* Task instructions: Only a number is wanted: how many lines of the entries include the string "bridging"?

-- Data shown start --

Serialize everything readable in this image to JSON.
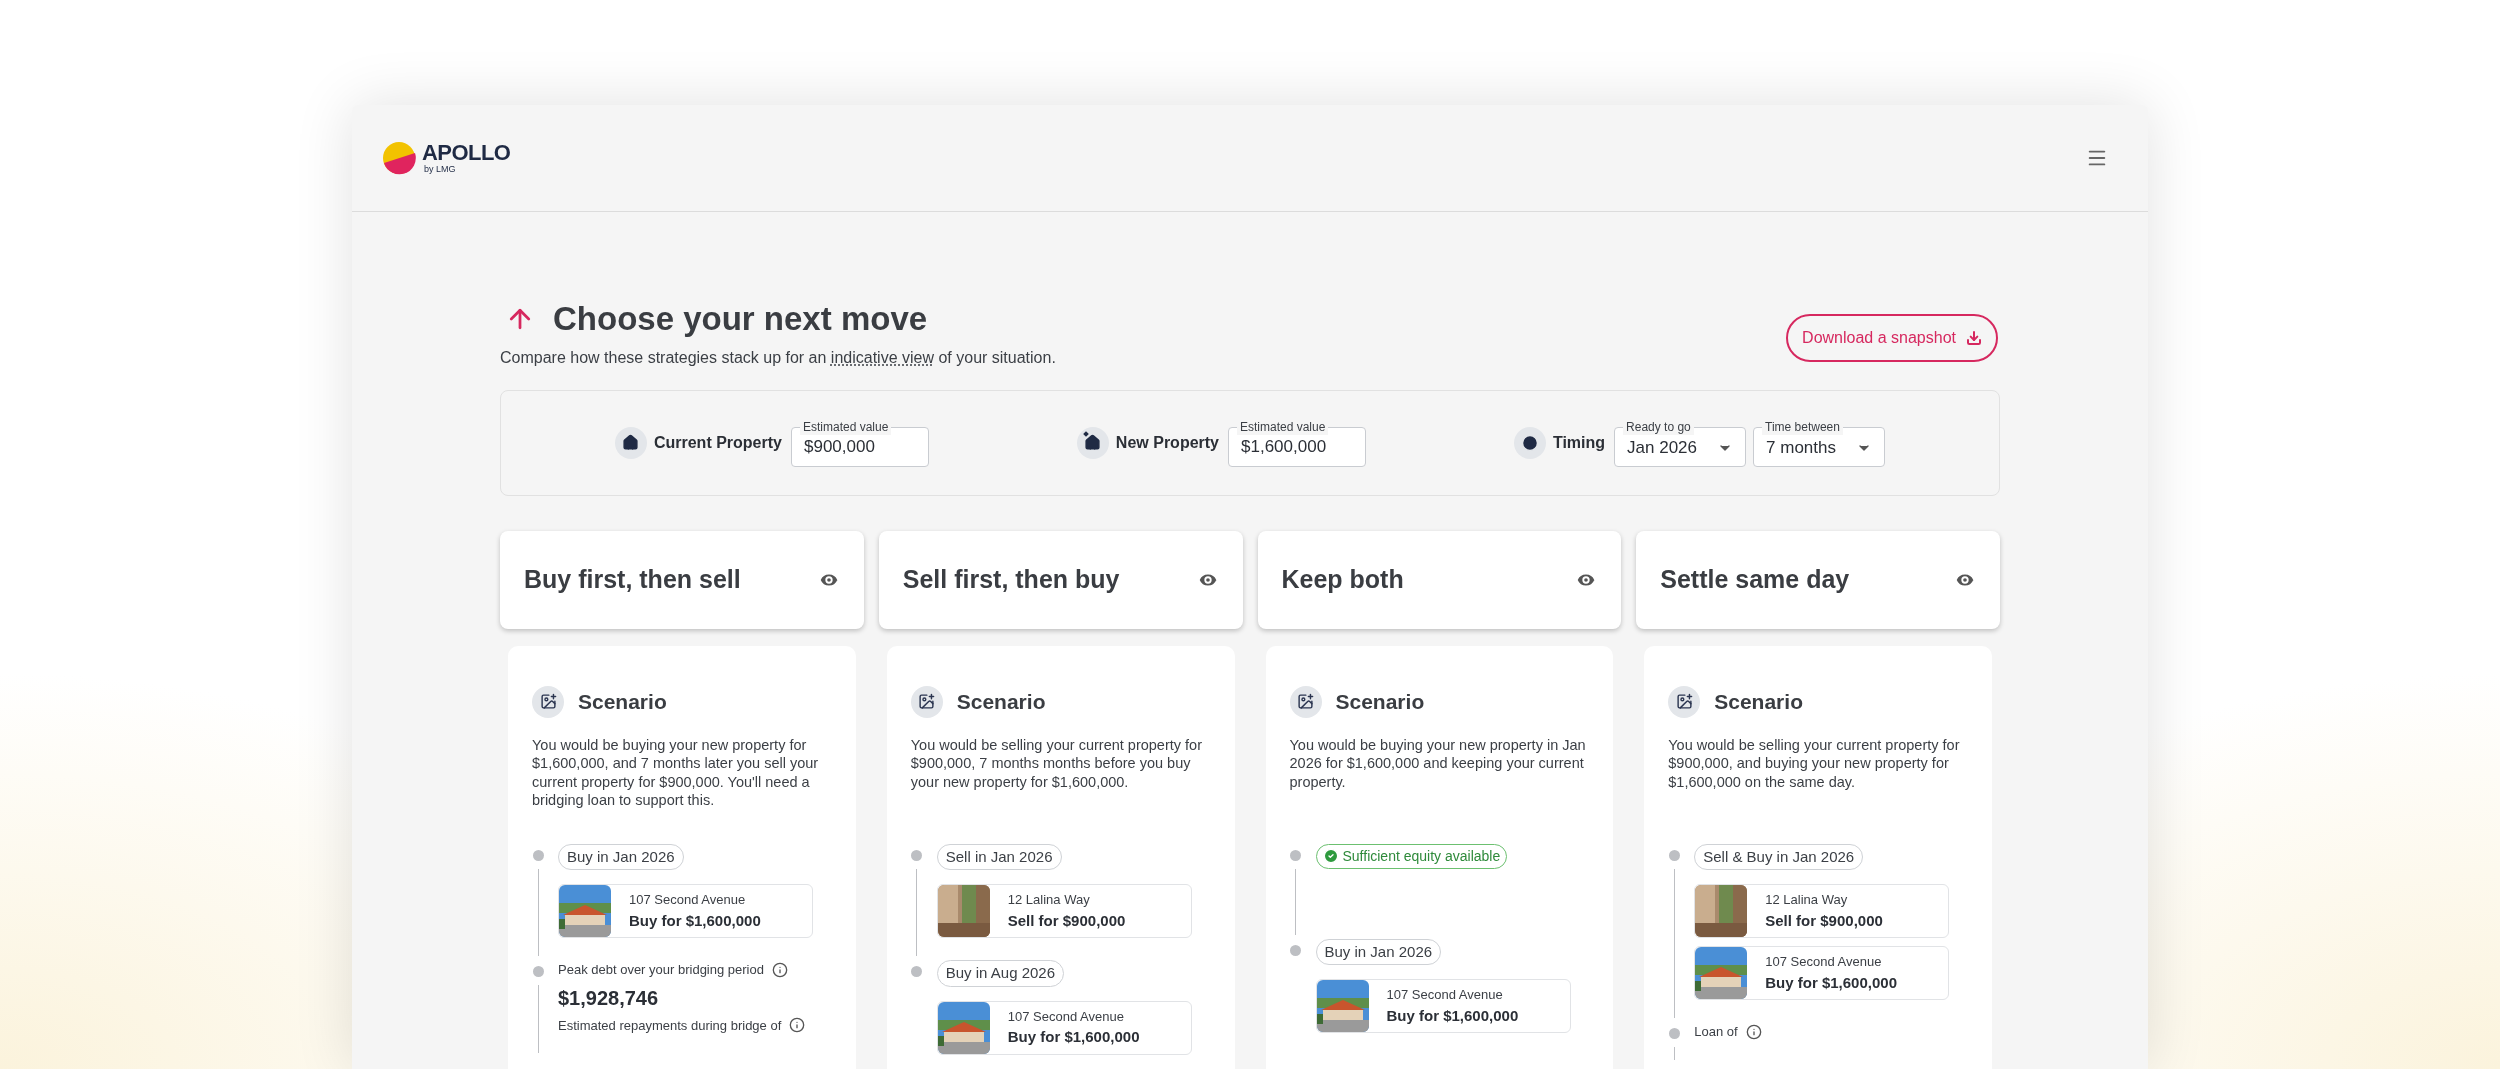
{
  "header": {
    "logo": {
      "name": "APOLLO",
      "byline": "by LMG"
    }
  },
  "page": {
    "title": "Choose your next move",
    "subtitle": {
      "before": "Compare how these strategies stack up for an ",
      "link": "indicative view",
      "after": " of your situation."
    },
    "download_button": "Download a snapshot"
  },
  "filters": [
    {
      "kind": "current",
      "label": "Current Property",
      "fields": [
        {
          "label": "Estimated value",
          "value": "$900,000",
          "dropdown": false
        }
      ]
    },
    {
      "kind": "new",
      "label": "New Property",
      "fields": [
        {
          "label": "Estimated value",
          "value": "$1,600,000",
          "dropdown": false
        }
      ]
    },
    {
      "kind": "timing",
      "label": "Timing",
      "fields": [
        {
          "label": "Ready to go",
          "value": "Jan 2026",
          "dropdown": true
        },
        {
          "label": "Time between",
          "value": "7 months",
          "dropdown": true
        }
      ]
    }
  ],
  "strategies": [
    {
      "title": "Buy first, then sell",
      "heading": "Scenario",
      "description": "You would be buying your new property for $1,600,000, and 7 months later you sell your current property for $900,000. You'll need a bridging loan to support this.",
      "steps": [
        {
          "kind": "event",
          "label": "Buy in Jan 2026",
          "properties": [
            {
              "kind": "buy",
              "address": "107 Second Avenue",
              "action": "Buy for $1,600,000"
            }
          ]
        },
        {
          "kind": "metric",
          "label": "Peak debt over your bridging period",
          "value": "$1,928,746",
          "note": "Estimated repayments during bridge of"
        }
      ]
    },
    {
      "title": "Sell first, then buy",
      "heading": "Scenario",
      "description": "You would be selling your current property for $900,000, 7 months months before you buy your new property for $1,600,000.",
      "steps": [
        {
          "kind": "event",
          "label": "Sell in Jan 2026",
          "properties": [
            {
              "kind": "sell",
              "address": "12 Lalina Way",
              "action": "Sell for $900,000"
            }
          ]
        },
        {
          "kind": "event",
          "label": "Buy in Aug 2026",
          "properties": [
            {
              "kind": "buy",
              "address": "107 Second Avenue",
              "action": "Buy for $1,600,000"
            }
          ]
        }
      ]
    },
    {
      "title": "Keep both",
      "heading": "Scenario",
      "description": "You would be buying your new property in Jan 2026 for $1,600,000 and keeping your current property.",
      "steps": [
        {
          "kind": "status",
          "label": "Sufficient equity available"
        },
        {
          "kind": "event",
          "label": "Buy in Jan 2026",
          "properties": [
            {
              "kind": "buy",
              "address": "107 Second Avenue",
              "action": "Buy for $1,600,000"
            }
          ]
        }
      ]
    },
    {
      "title": "Settle same day",
      "heading": "Scenario",
      "description": "You would be selling your current property for $900,000, and buying your new property for $1,600,000 on the same day.",
      "steps": [
        {
          "kind": "event",
          "label": "Sell & Buy in Jan 2026",
          "properties": [
            {
              "kind": "sell",
              "address": "12 Lalina Way",
              "action": "Sell for $900,000"
            },
            {
              "kind": "buy",
              "address": "107 Second Avenue",
              "action": "Buy for $1,600,000"
            }
          ]
        },
        {
          "kind": "metric",
          "label": "Loan of"
        }
      ]
    }
  ]
}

-- Data shown end --

* Problem solution: 2